## [Task brief]
Copy every one of the lines below without changing a single character.

## [Material supplied]
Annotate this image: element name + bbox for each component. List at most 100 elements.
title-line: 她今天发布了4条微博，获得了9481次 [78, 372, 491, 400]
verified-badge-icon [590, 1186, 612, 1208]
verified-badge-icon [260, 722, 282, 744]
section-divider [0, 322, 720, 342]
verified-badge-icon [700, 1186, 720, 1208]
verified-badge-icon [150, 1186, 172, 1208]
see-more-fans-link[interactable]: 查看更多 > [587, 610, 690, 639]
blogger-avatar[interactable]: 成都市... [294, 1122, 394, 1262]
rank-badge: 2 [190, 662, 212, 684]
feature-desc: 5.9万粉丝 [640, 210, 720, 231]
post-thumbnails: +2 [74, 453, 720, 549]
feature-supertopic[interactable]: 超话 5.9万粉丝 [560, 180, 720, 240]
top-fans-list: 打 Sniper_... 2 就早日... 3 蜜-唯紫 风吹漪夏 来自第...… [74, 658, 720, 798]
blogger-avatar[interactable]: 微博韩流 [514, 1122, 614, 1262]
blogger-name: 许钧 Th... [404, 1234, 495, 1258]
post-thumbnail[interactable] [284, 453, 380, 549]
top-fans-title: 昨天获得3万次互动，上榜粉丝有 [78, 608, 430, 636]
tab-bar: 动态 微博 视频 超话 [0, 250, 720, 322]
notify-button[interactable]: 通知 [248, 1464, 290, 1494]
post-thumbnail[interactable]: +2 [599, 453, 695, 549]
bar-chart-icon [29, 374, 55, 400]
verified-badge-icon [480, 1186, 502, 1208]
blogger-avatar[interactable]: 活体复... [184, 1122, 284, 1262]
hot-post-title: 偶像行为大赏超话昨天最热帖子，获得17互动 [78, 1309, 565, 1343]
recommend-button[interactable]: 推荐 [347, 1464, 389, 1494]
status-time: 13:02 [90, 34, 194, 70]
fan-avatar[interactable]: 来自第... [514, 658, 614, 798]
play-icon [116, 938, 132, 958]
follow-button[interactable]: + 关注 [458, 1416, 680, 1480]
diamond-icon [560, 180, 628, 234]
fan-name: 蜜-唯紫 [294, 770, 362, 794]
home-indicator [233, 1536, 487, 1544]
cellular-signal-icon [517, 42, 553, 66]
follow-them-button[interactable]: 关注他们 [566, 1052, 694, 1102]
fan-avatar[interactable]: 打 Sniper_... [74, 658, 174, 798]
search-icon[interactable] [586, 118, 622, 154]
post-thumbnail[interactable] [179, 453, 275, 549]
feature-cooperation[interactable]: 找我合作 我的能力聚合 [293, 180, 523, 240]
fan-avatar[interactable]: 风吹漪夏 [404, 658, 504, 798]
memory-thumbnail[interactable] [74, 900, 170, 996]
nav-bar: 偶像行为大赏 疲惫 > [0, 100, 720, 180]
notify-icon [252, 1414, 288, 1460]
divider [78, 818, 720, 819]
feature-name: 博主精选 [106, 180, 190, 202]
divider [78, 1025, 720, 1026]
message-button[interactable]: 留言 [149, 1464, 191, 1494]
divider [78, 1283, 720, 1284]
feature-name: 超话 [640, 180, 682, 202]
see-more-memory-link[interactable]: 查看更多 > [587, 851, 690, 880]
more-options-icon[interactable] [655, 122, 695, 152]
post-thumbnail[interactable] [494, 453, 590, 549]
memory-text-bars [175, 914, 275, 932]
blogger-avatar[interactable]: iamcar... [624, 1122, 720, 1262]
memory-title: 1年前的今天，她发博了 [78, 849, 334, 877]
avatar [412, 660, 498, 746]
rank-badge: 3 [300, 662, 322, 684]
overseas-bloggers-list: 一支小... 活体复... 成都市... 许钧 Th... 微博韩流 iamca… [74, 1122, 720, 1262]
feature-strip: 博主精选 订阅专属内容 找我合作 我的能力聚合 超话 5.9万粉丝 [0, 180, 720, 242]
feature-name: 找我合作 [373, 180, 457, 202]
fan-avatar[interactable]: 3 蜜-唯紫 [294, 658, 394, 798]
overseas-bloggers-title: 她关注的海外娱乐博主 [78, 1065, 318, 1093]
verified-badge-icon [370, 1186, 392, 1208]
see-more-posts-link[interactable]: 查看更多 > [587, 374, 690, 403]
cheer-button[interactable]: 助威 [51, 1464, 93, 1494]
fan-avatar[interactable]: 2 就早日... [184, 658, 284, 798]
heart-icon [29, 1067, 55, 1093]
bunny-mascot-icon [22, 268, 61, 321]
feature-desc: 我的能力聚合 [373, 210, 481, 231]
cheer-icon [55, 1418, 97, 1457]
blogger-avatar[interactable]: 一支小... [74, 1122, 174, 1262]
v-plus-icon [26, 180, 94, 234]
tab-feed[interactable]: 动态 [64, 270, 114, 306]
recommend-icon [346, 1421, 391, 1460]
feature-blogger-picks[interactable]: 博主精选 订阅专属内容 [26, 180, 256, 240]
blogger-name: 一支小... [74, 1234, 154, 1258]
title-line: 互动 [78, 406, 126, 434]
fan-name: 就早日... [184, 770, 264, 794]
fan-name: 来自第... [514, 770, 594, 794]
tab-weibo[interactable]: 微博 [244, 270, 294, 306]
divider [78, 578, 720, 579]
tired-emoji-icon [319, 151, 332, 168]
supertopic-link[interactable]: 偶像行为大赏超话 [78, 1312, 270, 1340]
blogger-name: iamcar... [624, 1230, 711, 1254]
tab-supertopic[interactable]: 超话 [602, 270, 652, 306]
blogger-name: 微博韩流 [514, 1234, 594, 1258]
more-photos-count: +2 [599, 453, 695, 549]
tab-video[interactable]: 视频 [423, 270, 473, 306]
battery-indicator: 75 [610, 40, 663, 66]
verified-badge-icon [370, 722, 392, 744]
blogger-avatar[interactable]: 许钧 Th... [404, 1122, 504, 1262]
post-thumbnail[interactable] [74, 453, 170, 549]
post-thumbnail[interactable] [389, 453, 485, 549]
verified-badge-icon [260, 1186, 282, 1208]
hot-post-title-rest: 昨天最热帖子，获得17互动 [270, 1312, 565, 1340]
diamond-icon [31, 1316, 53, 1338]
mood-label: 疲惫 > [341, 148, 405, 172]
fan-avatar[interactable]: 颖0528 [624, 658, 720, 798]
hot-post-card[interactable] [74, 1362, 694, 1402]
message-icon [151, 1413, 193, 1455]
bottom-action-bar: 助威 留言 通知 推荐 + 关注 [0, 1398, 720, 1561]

## [Correct response]
Annotate this image: element name + bbox for each component. List at most 100 elements.
title-line: 她今天发布了4条微博，获得了9481次 [78, 372, 491, 400]
verified-badge-icon [590, 1186, 612, 1208]
verified-badge-icon [260, 722, 282, 744]
section-divider [0, 322, 720, 342]
verified-badge-icon [700, 1186, 720, 1208]
verified-badge-icon [150, 1186, 172, 1208]
see-more-fans-link[interactable]: 查看更多 > [587, 610, 690, 639]
blogger-avatar[interactable]: 成都市... [294, 1122, 394, 1262]
rank-badge: 2 [190, 662, 212, 684]
feature-desc: 5.9万粉丝 [640, 210, 720, 231]
post-thumbnails: +2 [74, 453, 720, 549]
feature-supertopic[interactable]: 超话 5.9万粉丝 [560, 180, 720, 240]
top-fans-list: 打 Sniper_... 2 就早日... 3 蜜-唯紫 风吹漪夏 来自第...… [74, 658, 720, 798]
blogger-avatar[interactable]: 微博韩流 [514, 1122, 614, 1262]
blogger-name: 许钧 Th... [404, 1234, 495, 1258]
post-thumbnail[interactable] [284, 453, 380, 549]
top-fans-title: 昨天获得3万次互动，上榜粉丝有 [78, 608, 430, 636]
tab-bar: 动态 微博 视频 超话 [0, 250, 720, 322]
notify-button[interactable]: 通知 [248, 1464, 290, 1494]
post-thumbnail[interactable]: +2 [599, 453, 695, 549]
bar-chart-icon [29, 374, 55, 400]
verified-badge-icon [480, 1186, 502, 1208]
blogger-avatar[interactable]: 活体复... [184, 1122, 284, 1262]
hot-post-title: 偶像行为大赏超话昨天最热帖子，获得17互动 [78, 1309, 565, 1343]
recommend-button[interactable]: 推荐 [347, 1464, 389, 1494]
status-time: 13:02 [90, 34, 194, 70]
fan-avatar[interactable]: 来自第... [514, 658, 614, 798]
play-icon [116, 938, 132, 958]
follow-button[interactable]: + 关注 [458, 1416, 680, 1480]
diamond-icon [560, 180, 628, 234]
fan-name: 蜜-唯紫 [294, 770, 362, 794]
home-indicator [233, 1536, 487, 1544]
cellular-signal-icon [517, 42, 553, 66]
follow-them-button[interactable]: 关注他们 [566, 1052, 694, 1102]
fan-avatar[interactable]: 打 Sniper_... [74, 658, 174, 798]
search-icon[interactable] [586, 118, 622, 154]
post-thumbnail[interactable] [179, 453, 275, 549]
feature-cooperation[interactable]: 找我合作 我的能力聚合 [293, 180, 523, 240]
fan-avatar[interactable]: 风吹漪夏 [404, 658, 504, 798]
memory-thumbnail[interactable] [74, 900, 170, 996]
nav-bar: 偶像行为大赏 疲惫 > [0, 100, 720, 180]
notify-icon [252, 1414, 288, 1460]
divider [78, 818, 720, 819]
feature-name: 博主精选 [106, 180, 190, 202]
divider [78, 1025, 720, 1026]
message-button[interactable]: 留言 [149, 1464, 191, 1494]
divider [78, 1283, 720, 1284]
feature-name: 超话 [640, 180, 682, 202]
see-more-memory-link[interactable]: 查看更多 > [587, 851, 690, 880]
more-options-icon[interactable] [655, 122, 695, 152]
post-thumbnail[interactable] [494, 453, 590, 549]
memory-text-bars [175, 914, 275, 932]
blogger-avatar[interactable]: iamcar... [624, 1122, 720, 1262]
memory-title: 1年前的今天，她发博了 [78, 849, 334, 877]
avatar [412, 660, 498, 746]
rank-badge: 3 [300, 662, 322, 684]
overseas-bloggers-list: 一支小... 活体复... 成都市... 许钧 Th... 微博韩流 iamca… [74, 1122, 720, 1262]
feature-strip: 博主精选 订阅专属内容 找我合作 我的能力聚合 超话 5.9万粉丝 [0, 180, 720, 242]
feature-name: 找我合作 [373, 180, 457, 202]
fan-avatar[interactable]: 3 蜜-唯紫 [294, 658, 394, 798]
overseas-bloggers-title: 她关注的海外娱乐博主 [78, 1065, 318, 1093]
verified-badge-icon [370, 1186, 392, 1208]
see-more-posts-link[interactable]: 查看更多 > [587, 374, 690, 403]
cheer-button[interactable]: 助威 [51, 1464, 93, 1494]
fan-avatar[interactable]: 2 就早日... [184, 658, 284, 798]
heart-icon [29, 1067, 55, 1093]
bunny-mascot-icon [22, 268, 61, 321]
feature-desc: 我的能力聚合 [373, 210, 481, 231]
cheer-icon [55, 1418, 97, 1457]
blogger-avatar[interactable]: 一支小... [74, 1122, 174, 1262]
v-plus-icon [26, 180, 94, 234]
tab-feed[interactable]: 动态 [64, 270, 114, 306]
recommend-icon [346, 1421, 391, 1460]
feature-blogger-picks[interactable]: 博主精选 订阅专属内容 [26, 180, 256, 240]
blogger-name: 一支小... [74, 1234, 154, 1258]
title-line: 互动 [78, 406, 126, 434]
fan-name: 就早日... [184, 770, 264, 794]
fan-name: 来自第... [514, 770, 594, 794]
tab-weibo[interactable]: 微博 [244, 270, 294, 306]
divider [78, 578, 720, 579]
tired-emoji-icon [319, 151, 332, 168]
supertopic-link[interactable]: 偶像行为大赏超话 [78, 1312, 270, 1340]
blogger-name: iamcar... [624, 1230, 711, 1254]
tab-supertopic[interactable]: 超话 [602, 270, 652, 306]
blogger-name: 微博韩流 [514, 1234, 594, 1258]
more-photos-count: +2 [599, 453, 695, 549]
tab-video[interactable]: 视频 [423, 270, 473, 306]
battery-indicator: 75 [610, 40, 663, 66]
verified-badge-icon [370, 722, 392, 744]
blogger-avatar[interactable]: 许钧 Th... [404, 1122, 504, 1262]
post-thumbnail[interactable] [74, 453, 170, 549]
post-thumbnail[interactable] [389, 453, 485, 549]
verified-badge-icon [260, 1186, 282, 1208]
hot-post-title-rest: 昨天最热帖子，获得17互动 [270, 1312, 565, 1340]
diamond-icon [31, 1316, 53, 1338]
mood-label: 疲惫 > [341, 148, 405, 172]
fan-avatar[interactable]: 颖0528 [624, 658, 720, 798]
hot-post-card[interactable] [74, 1362, 694, 1402]
message-icon [151, 1413, 193, 1455]
bottom-action-bar: 助威 留言 通知 推荐 + 关注 [0, 1398, 720, 1561]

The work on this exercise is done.